DATA IN THIS EXERCISE —
* Begin *

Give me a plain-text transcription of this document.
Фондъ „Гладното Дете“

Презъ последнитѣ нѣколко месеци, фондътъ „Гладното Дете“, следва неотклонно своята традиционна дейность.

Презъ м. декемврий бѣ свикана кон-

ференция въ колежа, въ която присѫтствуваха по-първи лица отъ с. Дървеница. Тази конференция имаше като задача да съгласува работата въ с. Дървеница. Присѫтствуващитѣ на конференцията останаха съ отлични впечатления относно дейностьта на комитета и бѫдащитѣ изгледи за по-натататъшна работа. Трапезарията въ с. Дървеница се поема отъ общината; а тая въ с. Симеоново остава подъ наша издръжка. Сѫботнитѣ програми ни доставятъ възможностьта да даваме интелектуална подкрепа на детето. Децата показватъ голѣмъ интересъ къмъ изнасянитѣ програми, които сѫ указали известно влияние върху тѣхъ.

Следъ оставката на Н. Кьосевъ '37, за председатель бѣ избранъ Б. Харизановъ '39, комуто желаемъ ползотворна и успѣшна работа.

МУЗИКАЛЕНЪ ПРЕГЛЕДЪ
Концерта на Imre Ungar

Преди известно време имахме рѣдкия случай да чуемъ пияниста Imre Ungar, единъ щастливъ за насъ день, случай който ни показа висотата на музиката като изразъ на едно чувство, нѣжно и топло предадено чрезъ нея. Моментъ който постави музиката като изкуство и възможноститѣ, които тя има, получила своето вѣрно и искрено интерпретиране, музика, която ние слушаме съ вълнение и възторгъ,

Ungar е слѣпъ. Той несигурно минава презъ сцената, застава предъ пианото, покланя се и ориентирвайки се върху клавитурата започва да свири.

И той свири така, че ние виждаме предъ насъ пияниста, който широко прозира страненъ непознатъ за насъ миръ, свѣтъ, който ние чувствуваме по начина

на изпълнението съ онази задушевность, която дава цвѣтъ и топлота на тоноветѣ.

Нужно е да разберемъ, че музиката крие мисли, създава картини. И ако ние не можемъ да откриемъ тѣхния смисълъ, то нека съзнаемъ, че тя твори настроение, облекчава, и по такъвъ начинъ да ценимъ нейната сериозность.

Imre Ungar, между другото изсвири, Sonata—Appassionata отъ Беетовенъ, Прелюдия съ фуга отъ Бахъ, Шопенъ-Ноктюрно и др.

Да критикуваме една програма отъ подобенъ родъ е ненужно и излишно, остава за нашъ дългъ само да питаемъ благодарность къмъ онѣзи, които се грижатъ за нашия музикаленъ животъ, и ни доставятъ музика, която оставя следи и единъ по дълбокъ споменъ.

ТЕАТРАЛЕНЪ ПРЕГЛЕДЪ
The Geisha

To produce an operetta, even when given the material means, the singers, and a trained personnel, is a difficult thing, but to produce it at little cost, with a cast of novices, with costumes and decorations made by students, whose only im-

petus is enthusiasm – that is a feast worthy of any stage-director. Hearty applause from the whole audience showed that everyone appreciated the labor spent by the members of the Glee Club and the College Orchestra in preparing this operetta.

* End *

DIRECTION — Take the entries above and transcribe them in full.

TASK OUTPUT —
Give me a plain-text transcription of this document.
Фондъ „Гладното Дете“

Презъ последнитѣ нѣколко месеци, фондътъ „Гладното Дете“, следва неотклонно своята традиционна дейность.

Презъ м. декемврий бѣ свикана кон-

ференция въ колежа, въ която присѫтствуваха по-първи лица отъ с. Дървеница. Тази конференция имаше като задача да съгласува работата въ с. Дървеница. Присѫтствуващитѣ на конференцията останаха съ отлични впечатления относно дейностьта на комитета и бѫдащитѣ изгледи за по-натататъшна работа. Трапезарията въ с. Дървеница се поема отъ общината; а тая въ с. Симеоново остава подъ наша издръжка. Сѫботнитѣ програми ни доставятъ възможностьта да даваме интелектуална подкрепа на детето. Децата показватъ голѣмъ интересъ къмъ изнасянитѣ програми, които сѫ указали известно влияние върху тѣхъ.

Следъ оставката на Н. Кьосевъ '37, за председатель бѣ избранъ Б. Харизановъ '39, комуто желаемъ ползотворна и успѣшна работа.

МУЗИКАЛЕНЪ ПРЕГЛЕДЪ
Концерта на Imre Ungar

Преди известно време имахме рѣдкия случай да чуемъ пияниста Imre Ungar, единъ щастливъ за насъ день, случай който ни показа висотата на музиката като изразъ на едно чувство, нѣжно и топло предадено чрезъ нея. Моментъ който постави музиката като изкуство и възможноститѣ, които тя има, получила своето вѣрно и искрено интерпретиране, музика, която ние слушаме съ вълнение и възторгъ,

Ungar е слѣпъ. Той несигурно минава презъ сцената, застава предъ пианото, покланя се и ориентирвайки се върху клавитурата започва да свири.

И той свири така, че ние виждаме предъ насъ пияниста, който широко прозира страненъ непознатъ за насъ миръ, свѣтъ, който ние чувствуваме по начина

на изпълнението съ онази задушевность, която дава цвѣтъ и топлота на тоноветѣ.

Нужно е да разберемъ, че музиката крие мисли, създава картини. И ако ние не можемъ да откриемъ тѣхния смисълъ, то нека съзнаемъ, че тя твори настроение, облекчава, и по такъвъ начинъ да ценимъ нейната сериозность.

Imre Ungar, между другото изсвири, Sonata—Appassionata отъ Беетовенъ, Прелюдия съ фуга отъ Бахъ, Шопенъ-Ноктюрно и др.

Да критикуваме една програма отъ подобенъ родъ е ненужно и излишно, остава за нашъ дългъ само да питаемъ благодарность къмъ онѣзи, които се грижатъ за нашия музикаленъ животъ, и ни доставятъ музика, която оставя следи и единъ по дълбокъ споменъ.

ТЕАТРАЛЕНЪ ПРЕГЛЕДЪ
The Geisha

To produce an operetta, even when given the material means, the singers, and a trained personnel, is a difficult thing, but to produce it at little cost, with a cast of novices, with costumes and decorations made by students, whose only im-

petus is enthusiasm – that is a feast worthy of any stage-director. Hearty applause from the whole audience showed that everyone appreciated the labor spent by the members of the Glee Club and the College Orchestra in preparing this operetta.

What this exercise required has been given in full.